───── Material shown
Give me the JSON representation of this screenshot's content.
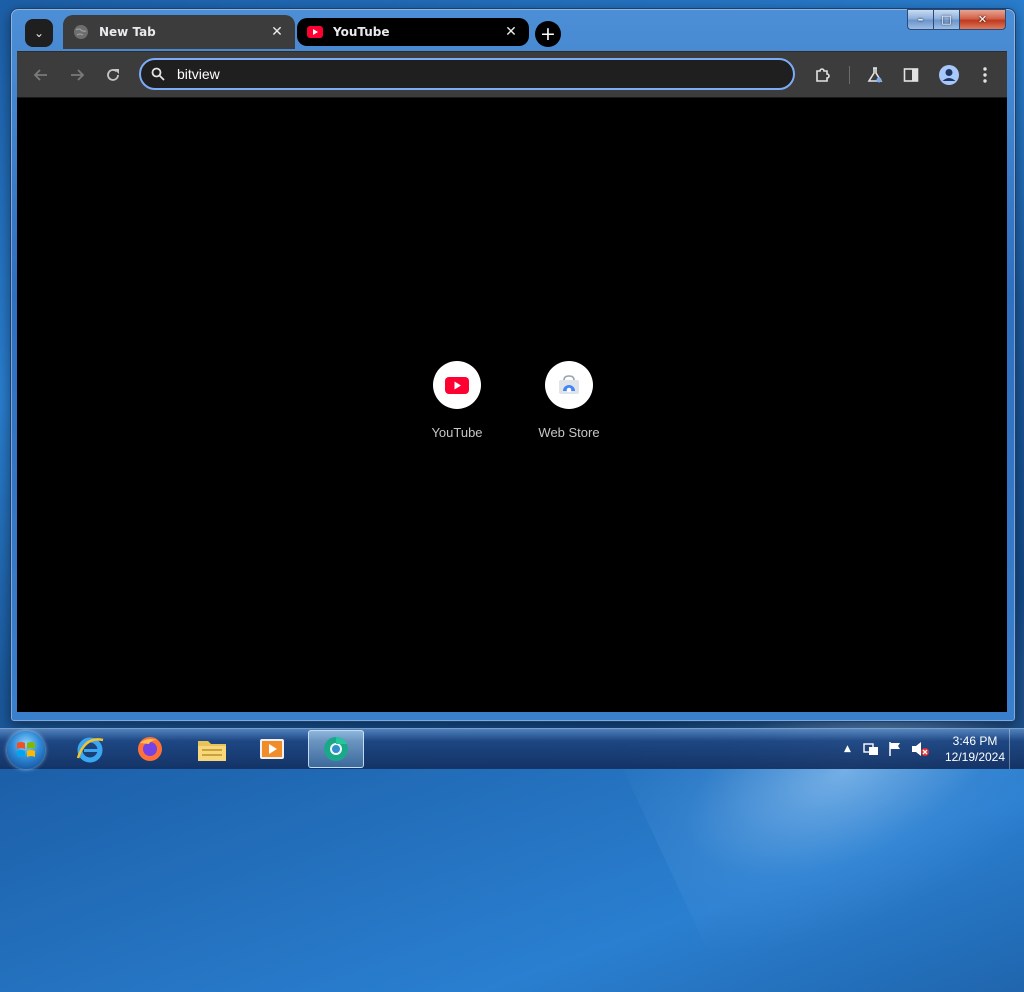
{
  "window": {
    "controls": {
      "minimize": "–",
      "maximize": "□",
      "close": "✕"
    }
  },
  "tabs": [
    {
      "title": "New Tab",
      "icon": "globe-icon",
      "active": true,
      "close": "✕"
    },
    {
      "title": "YouTube",
      "icon": "youtube-icon",
      "active": false,
      "close": "✕"
    }
  ],
  "tab_strip": {
    "tab_search": "⌄",
    "new_tab": "+"
  },
  "toolbar": {
    "omnibox_value": "bitview",
    "buttons": [
      "back-icon",
      "forward-icon",
      "reload-icon",
      "extensions-icon",
      "labs-icon",
      "side-panel-icon",
      "profile-icon",
      "menu-icon"
    ]
  },
  "shortcuts": [
    {
      "label": "YouTube",
      "icon": "youtube-icon"
    },
    {
      "label": "Web Store",
      "icon": "web-store-icon"
    }
  ],
  "taskbar": {
    "apps": [
      "internet-explorer-icon",
      "firefox-icon",
      "file-explorer-icon",
      "media-player-icon",
      "chrome-app-icon"
    ],
    "tray_up": "▲",
    "time": "3:46 PM",
    "date": "12/19/2024"
  },
  "colors": {
    "omnibox_focus": "#7cacf8",
    "youtube_red": "#ff0033",
    "tab_active_bg": "#3c3c3c",
    "content_bg": "#000000"
  }
}
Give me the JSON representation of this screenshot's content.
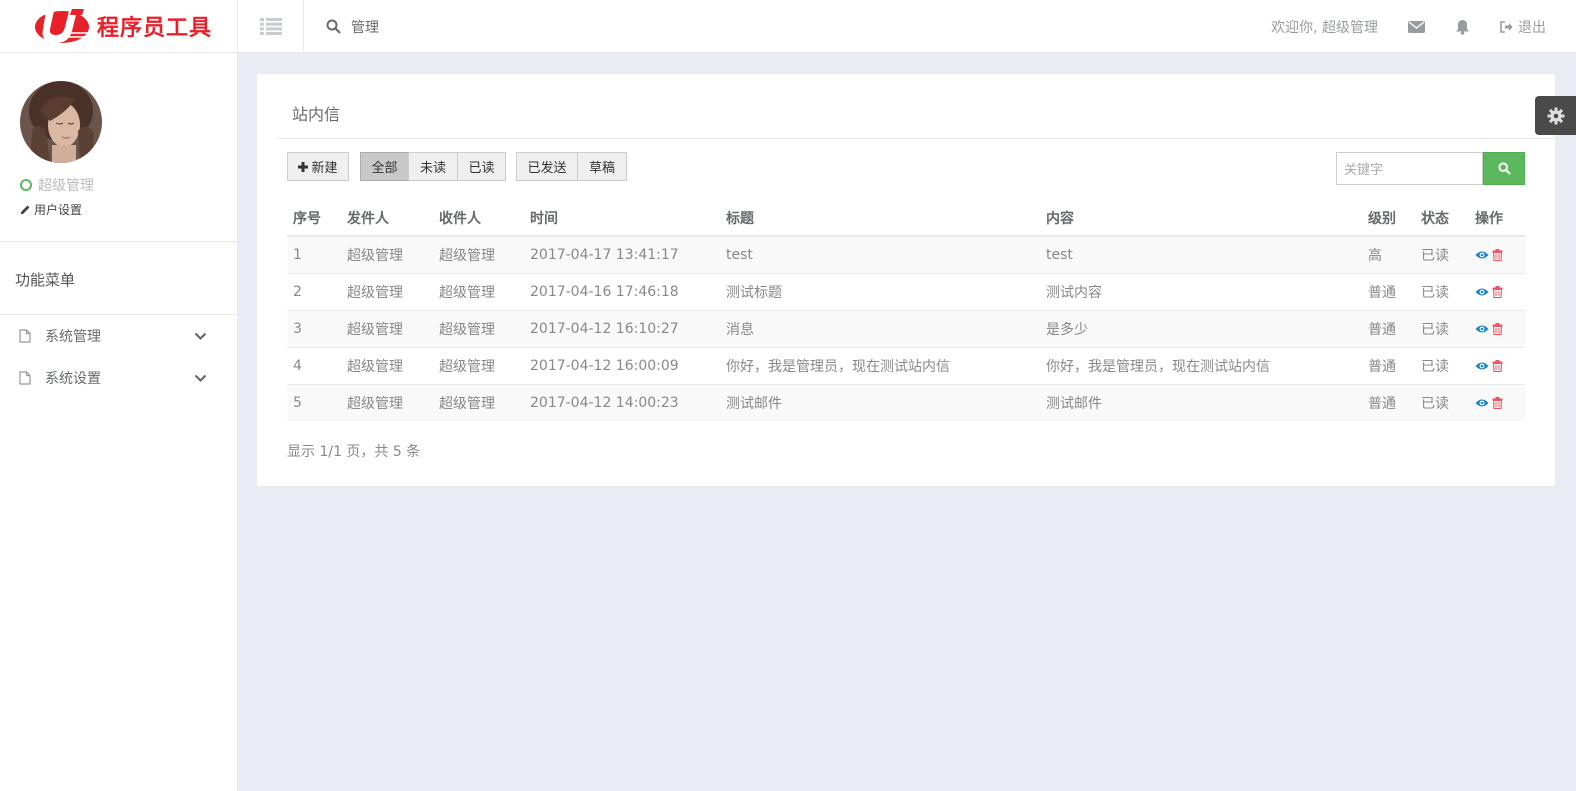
{
  "header": {
    "logo_text": "程序员工具",
    "search_label": "管理",
    "welcome": "欢迎你, 超级管理",
    "logout": "退出"
  },
  "sidebar": {
    "user_name": "超级管理",
    "user_settings": "用户设置",
    "menu_title": "功能菜单",
    "items": [
      {
        "label": "系统管理"
      },
      {
        "label": "系统设置"
      }
    ]
  },
  "main": {
    "title": "站内信",
    "buttons": {
      "new": "新建",
      "all": "全部",
      "unread": "未读",
      "read": "已读",
      "sent": "已发送",
      "draft": "草稿"
    },
    "search_placeholder": "关键字",
    "table": {
      "headers": [
        "序号",
        "发件人",
        "收件人",
        "时间",
        "标题",
        "内容",
        "级别",
        "状态",
        "操作"
      ],
      "rows": [
        [
          "1",
          "超级管理",
          "超级管理",
          "2017-04-17 13:41:17",
          "test",
          "test",
          "高",
          "已读"
        ],
        [
          "2",
          "超级管理",
          "超级管理",
          "2017-04-16 17:46:18",
          "测试标题",
          "测试内容",
          "普通",
          "已读"
        ],
        [
          "3",
          "超级管理",
          "超级管理",
          "2017-04-12 16:10:27",
          "消息",
          "是多少",
          "普通",
          "已读"
        ],
        [
          "4",
          "超级管理",
          "超级管理",
          "2017-04-12 16:00:09",
          "你好，我是管理员，现在测试站内信",
          "你好，我是管理员，现在测试站内信",
          "普通",
          "已读"
        ],
        [
          "5",
          "超级管理",
          "超级管理",
          "2017-04-12 14:00:23",
          "测试邮件",
          "测试邮件",
          "普通",
          "已读"
        ]
      ]
    },
    "page_info": "显示 1/1 页，共 5 条"
  },
  "colors": {
    "brand": "#e8202a",
    "success": "#5cb85c",
    "view": "#1c84c6",
    "delete": "#ed5565"
  }
}
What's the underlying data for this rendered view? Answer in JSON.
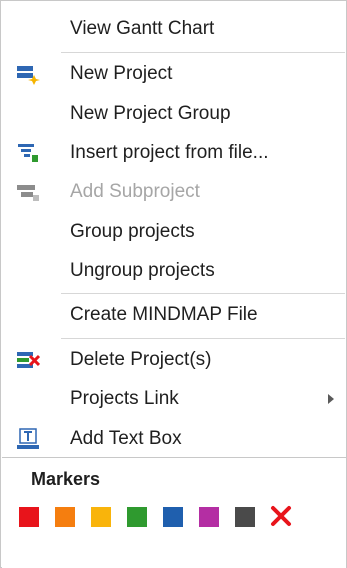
{
  "menu": {
    "items": [
      {
        "label": "View Gantt Chart",
        "icon": "none",
        "enabled": true
      },
      {
        "label": "New Project",
        "icon": "new-project-icon",
        "enabled": true
      },
      {
        "label": "New Project Group",
        "icon": "none",
        "enabled": true
      },
      {
        "label": "Insert project from file...",
        "icon": "insert-project-icon",
        "enabled": true
      },
      {
        "label": "Add Subproject",
        "icon": "add-subproject-icon",
        "enabled": false
      },
      {
        "label": "Group projects",
        "icon": "none",
        "enabled": true
      },
      {
        "label": "Ungroup projects",
        "icon": "none",
        "enabled": true
      },
      {
        "label": "Create MINDMAP File",
        "icon": "none",
        "enabled": true
      },
      {
        "label": "Delete Project(s)",
        "icon": "delete-project-icon",
        "enabled": true
      },
      {
        "label": "Projects Link",
        "icon": "none",
        "enabled": true,
        "submenu": true
      },
      {
        "label": "Add Text Box",
        "icon": "text-box-icon",
        "enabled": true
      }
    ]
  },
  "markers": {
    "title": "Markers",
    "colors": [
      {
        "name": "red",
        "hex": "#e8141b"
      },
      {
        "name": "orange",
        "hex": "#f57e0f"
      },
      {
        "name": "yellow",
        "hex": "#f9b40b"
      },
      {
        "name": "green",
        "hex": "#2f9a2f"
      },
      {
        "name": "blue",
        "hex": "#1f5fae"
      },
      {
        "name": "purple",
        "hex": "#b42ea3"
      },
      {
        "name": "dark-gray",
        "hex": "#4a4a4a"
      }
    ],
    "clear_icon": "red-x-icon",
    "clear_color": "#e8141b"
  }
}
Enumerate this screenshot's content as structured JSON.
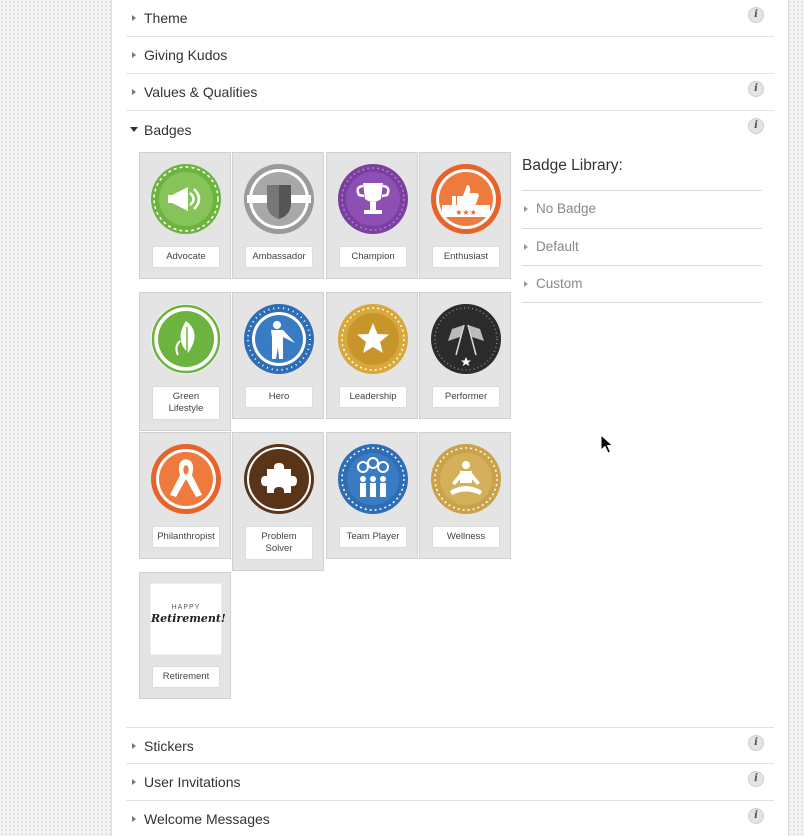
{
  "sections_top": [
    {
      "id": "theme",
      "label": "Theme",
      "info": true,
      "expanded": false
    },
    {
      "id": "giving-kudos",
      "label": "Giving Kudos",
      "info": false,
      "expanded": false
    },
    {
      "id": "values-qualities",
      "label": "Values & Qualities",
      "info": true,
      "expanded": false
    },
    {
      "id": "badges",
      "label": "Badges",
      "info": true,
      "expanded": true
    }
  ],
  "badges": [
    {
      "label": "Advocate",
      "icon": "megaphone-icon",
      "color": "#6db33f"
    },
    {
      "label": "Ambassador",
      "icon": "shield-icon",
      "color": "#9a9a9a"
    },
    {
      "label": "Champion",
      "icon": "trophy-icon",
      "color": "#7b3fa0"
    },
    {
      "label": "Enthusiast",
      "icon": "thumbs-up-icon",
      "color": "#e8632b"
    },
    {
      "label": "Green Lifestyle",
      "icon": "leaf-icon",
      "color": "#6db33f"
    },
    {
      "label": "Hero",
      "icon": "superhero-icon",
      "color": "#2f6eb5"
    },
    {
      "label": "Leadership",
      "icon": "star-icon",
      "color": "#d9a83a"
    },
    {
      "label": "Performer",
      "icon": "checkered-flags-icon",
      "color": "#2b2b2b"
    },
    {
      "label": "Philanthropist",
      "icon": "ribbon-icon",
      "color": "#e8632b"
    },
    {
      "label": "Problem Solver",
      "icon": "puzzle-icon",
      "color": "#5a3418"
    },
    {
      "label": "Team Player",
      "icon": "team-icon",
      "color": "#2f6eb5"
    },
    {
      "label": "Wellness",
      "icon": "meditation-icon",
      "color": "#c9a24a"
    },
    {
      "label": "Retirement",
      "icon": "happy-retirement-icon",
      "color": "#222222"
    }
  ],
  "retirement_art": {
    "line1": "HAPPY",
    "line2": "Retirement!"
  },
  "badge_library": {
    "title": "Badge Library:",
    "items": [
      "No Badge",
      "Default",
      "Custom"
    ]
  },
  "sections_bottom": [
    {
      "id": "stickers",
      "label": "Stickers",
      "info": true
    },
    {
      "id": "user-invitations",
      "label": "User Invitations",
      "info": true
    },
    {
      "id": "welcome-messages",
      "label": "Welcome Messages",
      "info": true
    }
  ],
  "info_glyph": "i"
}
──────────
Exercise requirements >> Without the pictures, retype the whole of the material above exactly.

Correct answer >>
Give me the JSON representation of this screenshot's content.
{
  "window": {
    "controls": {
      "minimize": "–",
      "maximize": "□",
      "close": "✕"
    }
  },
  "tabs": [
    {
      "title": "New Tab",
      "icon": "globe-icon",
      "active": true,
      "close": "✕"
    },
    {
      "title": "YouTube",
      "icon": "youtube-icon",
      "active": false,
      "close": "✕"
    }
  ],
  "tab_strip": {
    "tab_search": "⌄",
    "new_tab": "+"
  },
  "toolbar": {
    "omnibox_value": "bitview",
    "buttons": [
      "back-icon",
      "forward-icon",
      "reload-icon",
      "extensions-icon",
      "labs-icon",
      "side-panel-icon",
      "profile-icon",
      "menu-icon"
    ]
  },
  "shortcuts": [
    {
      "label": "YouTube",
      "icon": "youtube-icon"
    },
    {
      "label": "Web Store",
      "icon": "web-store-icon"
    }
  ],
  "taskbar": {
    "apps": [
      "internet-explorer-icon",
      "firefox-icon",
      "file-explorer-icon",
      "media-player-icon",
      "chrome-app-icon"
    ],
    "tray_up": "▲",
    "time": "3:46 PM",
    "date": "12/19/2024"
  },
  "colors": {
    "omnibox_focus": "#7cacf8",
    "youtube_red": "#ff0033",
    "tab_active_bg": "#3c3c3c",
    "content_bg": "#000000"
  }
}
Give me the JSON representation of this screenshot's content.
{
  "header": {
    "logo_text": "程序员工具",
    "search_label": "管理",
    "welcome": "欢迎你, 超级管理",
    "logout": "退出"
  },
  "sidebar": {
    "user_name": "超级管理",
    "user_settings": "用户设置",
    "menu_title": "功能菜单",
    "items": [
      {
        "label": "系统管理"
      },
      {
        "label": "系统设置"
      }
    ]
  },
  "main": {
    "title": "站内信",
    "buttons": {
      "new": "新建",
      "all": "全部",
      "unread": "未读",
      "read": "已读",
      "sent": "已发送",
      "draft": "草稿"
    },
    "search_placeholder": "关键字",
    "table": {
      "headers": [
        "序号",
        "发件人",
        "收件人",
        "时间",
        "标题",
        "内容",
        "级别",
        "状态",
        "操作"
      ],
      "rows": [
        [
          "1",
          "超级管理",
          "超级管理",
          "2017-04-17 13:41:17",
          "test",
          "test",
          "高",
          "已读"
        ],
        [
          "2",
          "超级管理",
          "超级管理",
          "2017-04-16 17:46:18",
          "测试标题",
          "测试内容",
          "普通",
          "已读"
        ],
        [
          "3",
          "超级管理",
          "超级管理",
          "2017-04-12 16:10:27",
          "消息",
          "是多少",
          "普通",
          "已读"
        ],
        [
          "4",
          "超级管理",
          "超级管理",
          "2017-04-12 16:00:09",
          "你好，我是管理员，现在测试站内信",
          "你好，我是管理员，现在测试站内信",
          "普通",
          "已读"
        ],
        [
          "5",
          "超级管理",
          "超级管理",
          "2017-04-12 14:00:23",
          "测试邮件",
          "测试邮件",
          "普通",
          "已读"
        ]
      ]
    },
    "page_info": "显示 1/1 页，共 5 条"
  },
  "colors": {
    "brand": "#e8202a",
    "success": "#5cb85c",
    "view": "#1c84c6",
    "delete": "#ed5565"
  }
}
What's the underlying data for this rendered view? Answer in JSON.
{
  "menu": {
    "items": [
      {
        "label": "View Gantt Chart",
        "icon": "none",
        "enabled": true
      },
      {
        "label": "New Project",
        "icon": "new-project-icon",
        "enabled": true
      },
      {
        "label": "New Project Group",
        "icon": "none",
        "enabled": true
      },
      {
        "label": "Insert project from file...",
        "icon": "insert-project-icon",
        "enabled": true
      },
      {
        "label": "Add Subproject",
        "icon": "add-subproject-icon",
        "enabled": false
      },
      {
        "label": "Group projects",
        "icon": "none",
        "enabled": true
      },
      {
        "label": "Ungroup projects",
        "icon": "none",
        "enabled": true
      },
      {
        "label": "Create MINDMAP File",
        "icon": "none",
        "enabled": true
      },
      {
        "label": "Delete Project(s)",
        "icon": "delete-project-icon",
        "enabled": true
      },
      {
        "label": "Projects Link",
        "icon": "none",
        "enabled": true,
        "submenu": true
      },
      {
        "label": "Add Text Box",
        "icon": "text-box-icon",
        "enabled": true
      }
    ]
  },
  "markers": {
    "title": "Markers",
    "colors": [
      {
        "name": "red",
        "hex": "#e8141b"
      },
      {
        "name": "orange",
        "hex": "#f57e0f"
      },
      {
        "name": "yellow",
        "hex": "#f9b40b"
      },
      {
        "name": "green",
        "hex": "#2f9a2f"
      },
      {
        "name": "blue",
        "hex": "#1f5fae"
      },
      {
        "name": "purple",
        "hex": "#b42ea3"
      },
      {
        "name": "dark-gray",
        "hex": "#4a4a4a"
      }
    ],
    "clear_icon": "red-x-icon",
    "clear_color": "#e8141b"
  }
}
Enumerate this screenshot's content as structured JSON.
{
  "sections_top": [
    {
      "id": "theme",
      "label": "Theme",
      "info": true,
      "expanded": false
    },
    {
      "id": "giving-kudos",
      "label": "Giving Kudos",
      "info": false,
      "expanded": false
    },
    {
      "id": "values-qualities",
      "label": "Values & Qualities",
      "info": true,
      "expanded": false
    },
    {
      "id": "badges",
      "label": "Badges",
      "info": true,
      "expanded": true
    }
  ],
  "badges": [
    {
      "label": "Advocate",
      "icon": "megaphone-icon",
      "color": "#6db33f"
    },
    {
      "label": "Ambassador",
      "icon": "shield-icon",
      "color": "#9a9a9a"
    },
    {
      "label": "Champion",
      "icon": "trophy-icon",
      "color": "#7b3fa0"
    },
    {
      "label": "Enthusiast",
      "icon": "thumbs-up-icon",
      "color": "#e8632b"
    },
    {
      "label": "Green Lifestyle",
      "icon": "leaf-icon",
      "color": "#6db33f"
    },
    {
      "label": "Hero",
      "icon": "superhero-icon",
      "color": "#2f6eb5"
    },
    {
      "label": "Leadership",
      "icon": "star-icon",
      "color": "#d9a83a"
    },
    {
      "label": "Performer",
      "icon": "checkered-flags-icon",
      "color": "#2b2b2b"
    },
    {
      "label": "Philanthropist",
      "icon": "ribbon-icon",
      "color": "#e8632b"
    },
    {
      "label": "Problem Solver",
      "icon": "puzzle-icon",
      "color": "#5a3418"
    },
    {
      "label": "Team Player",
      "icon": "team-icon",
      "color": "#2f6eb5"
    },
    {
      "label": "Wellness",
      "icon": "meditation-icon",
      "color": "#c9a24a"
    },
    {
      "label": "Retirement",
      "icon": "happy-retirement-icon",
      "color": "#222222"
    }
  ],
  "retirement_art": {
    "line1": "HAPPY",
    "line2": "Retirement!"
  },
  "badge_library": {
    "title": "Badge Library:",
    "items": [
      "No Badge",
      "Default",
      "Custom"
    ]
  },
  "sections_bottom": [
    {
      "id": "stickers",
      "label": "Stickers",
      "info": true
    },
    {
      "id": "user-invitations",
      "label": "User Invitations",
      "info": true
    },
    {
      "id": "welcome-messages",
      "label": "Welcome Messages",
      "info": true
    }
  ],
  "info_glyph": "i"
}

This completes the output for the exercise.